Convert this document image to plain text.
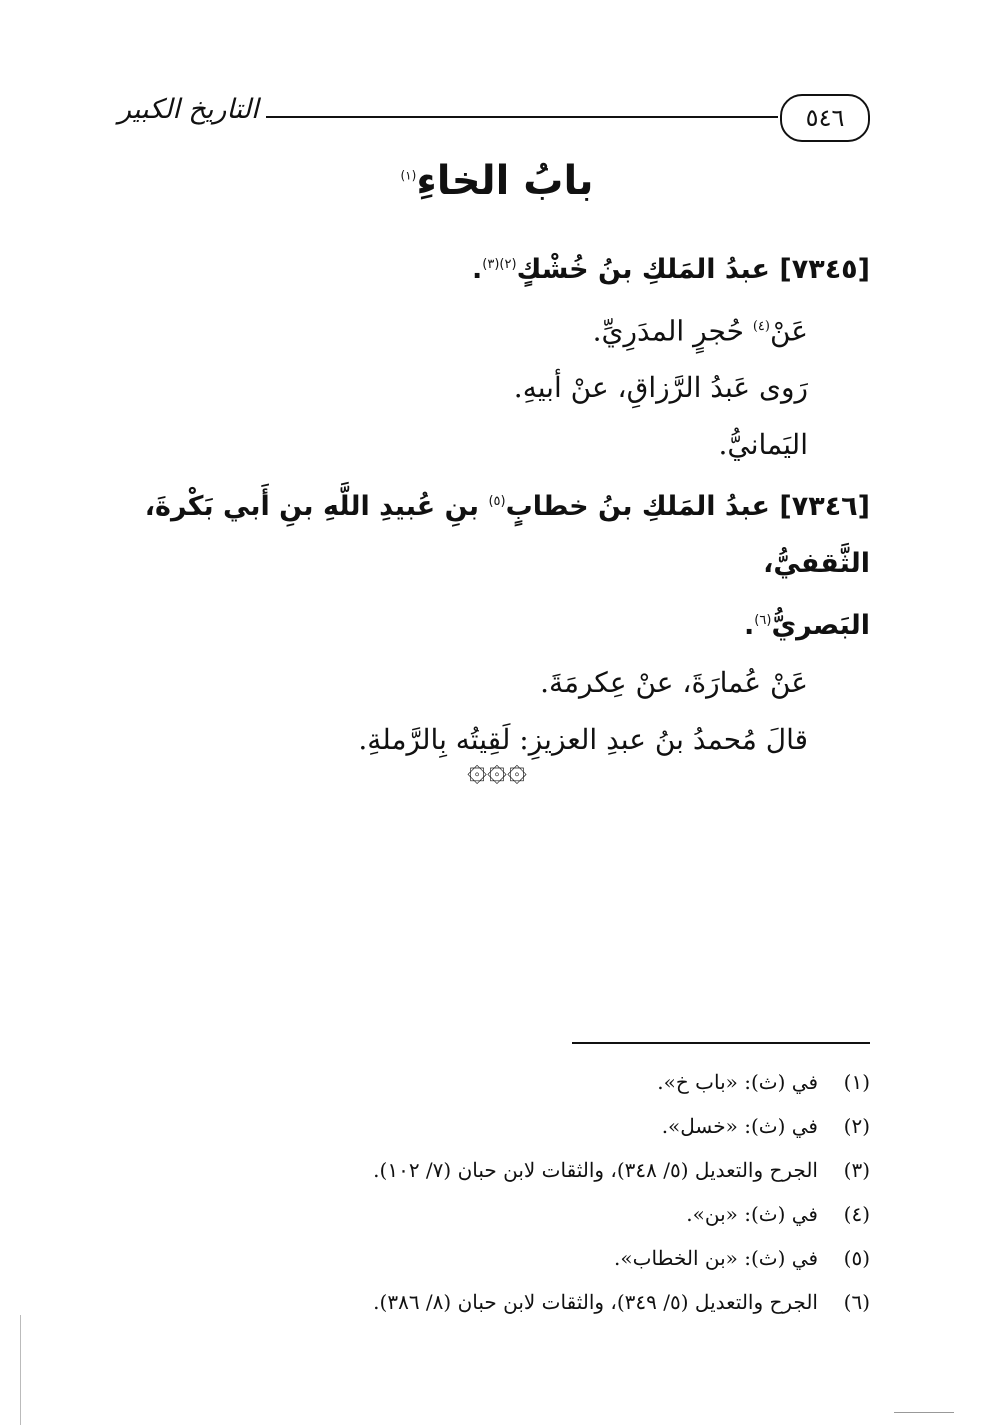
التاريخ الكبير	٥٤٦
بابُ الخاءِ$^{(١)}$

[٧٣٤٥] عبدُ المَلكِ بنُ خُشْكٍ$^{(٢)(٣)}$.

عَنْ$^{(٤)}$ حُجرٍ المدَرِيِّ.

رَوى عَبدُ الرَّزاقِ، عنْ أبيهِ.

اليَمانيُّ.

[٧٣٤٦] عبدُ المَلكِ بنُ خطابٍ$^{(٥)}$ بنِ عُبيدِ اللَّهِ بنِ أَبي بَكْرةَ، الثَّقفيُّ،

البَصريُّ$^{(٦)}$.

عَنْ عُمارَةَ، عنْ عِكرمَةَ.

قالَ مُحمدُ بنُ عبدِ العزيزِ: لَقِيتُه بِالرَّملةِ.

۞۞۞
(١)
في (ث): «باب خ».
(٢)
في (ث): «خسل».
(٣)
الجرح والتعديل (٥/ ٣٤٨)، والثقات لابن حبان (٧/ ١٠٢).
(٤)
في (ث): «بن».
(٥)
في (ث): «بن الخطاب».
(٦)
الجرح والتعديل (٥/ ٣٤٩)، والثقات لابن حبان (٨/ ٣٨٦).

·····

» **Directions for this task**: Your task is to repeat the material above exactly, without its pictures.

» **Final answer**:
Convert this document image to plain text.
التاريخ الكبير	٥٤٦
بابُ الخاءِ$^{(١)}$

[٧٣٤٥] عبدُ المَلكِ بنُ خُشْكٍ$^{(٢)(٣)}$.

عَنْ$^{(٤)}$ حُجرٍ المدَرِيِّ.

رَوى عَبدُ الرَّزاقِ، عنْ أبيهِ.

اليَمانيُّ.

[٧٣٤٦] عبدُ المَلكِ بنُ خطابٍ$^{(٥)}$ بنِ عُبيدِ اللَّهِ بنِ أَبي بَكْرةَ، الثَّقفيُّ،

البَصريُّ$^{(٦)}$.

عَنْ عُمارَةَ، عنْ عِكرمَةَ.

قالَ مُحمدُ بنُ عبدِ العزيزِ: لَقِيتُه بِالرَّملةِ.

۞۞۞
(١)
في (ث): «باب خ».
(٢)
في (ث): «خسل».
(٣)
الجرح والتعديل (٥/ ٣٤٨)، والثقات لابن حبان (٧/ ١٠٢).
(٤)
في (ث): «بن».
(٥)
في (ث): «بن الخطاب».
(٦)
الجرح والتعديل (٥/ ٣٤٩)، والثقات لابن حبان (٨/ ٣٨٦).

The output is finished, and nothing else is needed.